:: EXERCISE MATERIAL

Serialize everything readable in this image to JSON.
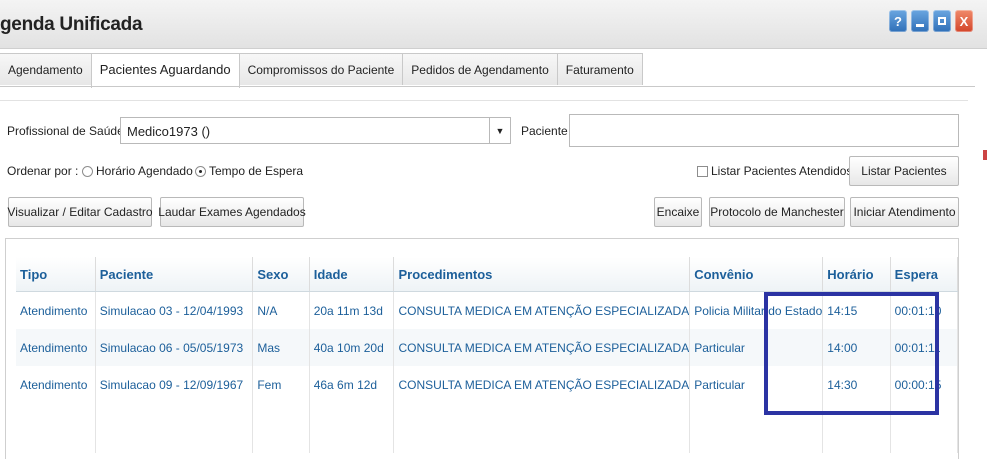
{
  "window": {
    "title": "genda Unificada",
    "buttons": {
      "help": "?",
      "close": "X"
    }
  },
  "tabs": [
    {
      "label": "Agendamento"
    },
    {
      "label": "Pacientes Aguardando"
    },
    {
      "label": "Compromissos do Paciente"
    },
    {
      "label": "Pedidos de Agendamento"
    },
    {
      "label": "Faturamento"
    }
  ],
  "filters": {
    "professional_label": "Profissional de Saúde",
    "professional_value": "Medico1973 ()",
    "patient_label": "Paciente",
    "patient_value": "",
    "order_label": "Ordenar por :",
    "order_options": [
      "Horário Agendado",
      "Tempo de Espera"
    ],
    "order_selected": "Tempo de Espera",
    "list_attended_label": "Listar Pacientes Atendidos"
  },
  "buttons": {
    "list_patients": "Listar Pacientes",
    "view_edit": "Visualizar / Editar Cadastro",
    "report_exams": "Laudar Exames Agendados",
    "fit_in": "Encaixe",
    "manchester": "Protocolo de Manchester",
    "start_service": "Iniciar Atendimento"
  },
  "table": {
    "headers": [
      "Tipo",
      "Paciente",
      "Sexo",
      "Idade",
      "Procedimentos",
      "Convênio",
      "Horário",
      "Espera"
    ],
    "rows": [
      [
        "Atendimento",
        "Simulacao 03 - 12/04/1993",
        "N/A",
        "20a 11m 13d",
        "CONSULTA MEDICA EM ATENÇÃO ESPECIALIZADA",
        "Policia Militar do Estado",
        "14:15",
        "00:01:10"
      ],
      [
        "Atendimento",
        "Simulacao 06 - 05/05/1973",
        "Mas",
        "40a 10m 20d",
        "CONSULTA MEDICA EM ATENÇÃO ESPECIALIZADA",
        "Particular",
        "14:00",
        "00:01:11"
      ],
      [
        "Atendimento",
        "Simulacao 09 - 12/09/1967",
        "Fem",
        "46a 6m 12d",
        "CONSULTA MEDICA EM ATENÇÃO ESPECIALIZADA",
        "Particular",
        "14:30",
        "00:00:15"
      ]
    ]
  },
  "colors": {
    "grid_text": "#1c5f9a",
    "highlight_border": "#2b33a3",
    "close_button": "#d3452a"
  }
}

::::

| WHAT IS NEEDED |
Reproduce the listing exactly, images omitted.

| EXERCISE SOLUTION |
Serialize everything readable in this image to JSON.
{
  "window": {
    "title": "genda Unificada",
    "buttons": {
      "help": "?",
      "close": "X"
    }
  },
  "tabs": [
    {
      "label": "Agendamento"
    },
    {
      "label": "Pacientes Aguardando"
    },
    {
      "label": "Compromissos do Paciente"
    },
    {
      "label": "Pedidos de Agendamento"
    },
    {
      "label": "Faturamento"
    }
  ],
  "filters": {
    "professional_label": "Profissional de Saúde",
    "professional_value": "Medico1973 ()",
    "patient_label": "Paciente",
    "patient_value": "",
    "order_label": "Ordenar por :",
    "order_options": [
      "Horário Agendado",
      "Tempo de Espera"
    ],
    "order_selected": "Tempo de Espera",
    "list_attended_label": "Listar Pacientes Atendidos"
  },
  "buttons": {
    "list_patients": "Listar Pacientes",
    "view_edit": "Visualizar / Editar Cadastro",
    "report_exams": "Laudar Exames Agendados",
    "fit_in": "Encaixe",
    "manchester": "Protocolo de Manchester",
    "start_service": "Iniciar Atendimento"
  },
  "table": {
    "headers": [
      "Tipo",
      "Paciente",
      "Sexo",
      "Idade",
      "Procedimentos",
      "Convênio",
      "Horário",
      "Espera"
    ],
    "rows": [
      [
        "Atendimento",
        "Simulacao 03 - 12/04/1993",
        "N/A",
        "20a 11m 13d",
        "CONSULTA MEDICA EM ATENÇÃO ESPECIALIZADA",
        "Policia Militar do Estado",
        "14:15",
        "00:01:10"
      ],
      [
        "Atendimento",
        "Simulacao 06 - 05/05/1973",
        "Mas",
        "40a 10m 20d",
        "CONSULTA MEDICA EM ATENÇÃO ESPECIALIZADA",
        "Particular",
        "14:00",
        "00:01:11"
      ],
      [
        "Atendimento",
        "Simulacao 09 - 12/09/1967",
        "Fem",
        "46a 6m 12d",
        "CONSULTA MEDICA EM ATENÇÃO ESPECIALIZADA",
        "Particular",
        "14:30",
        "00:00:15"
      ]
    ]
  },
  "colors": {
    "grid_text": "#1c5f9a",
    "highlight_border": "#2b33a3",
    "close_button": "#d3452a"
  }
}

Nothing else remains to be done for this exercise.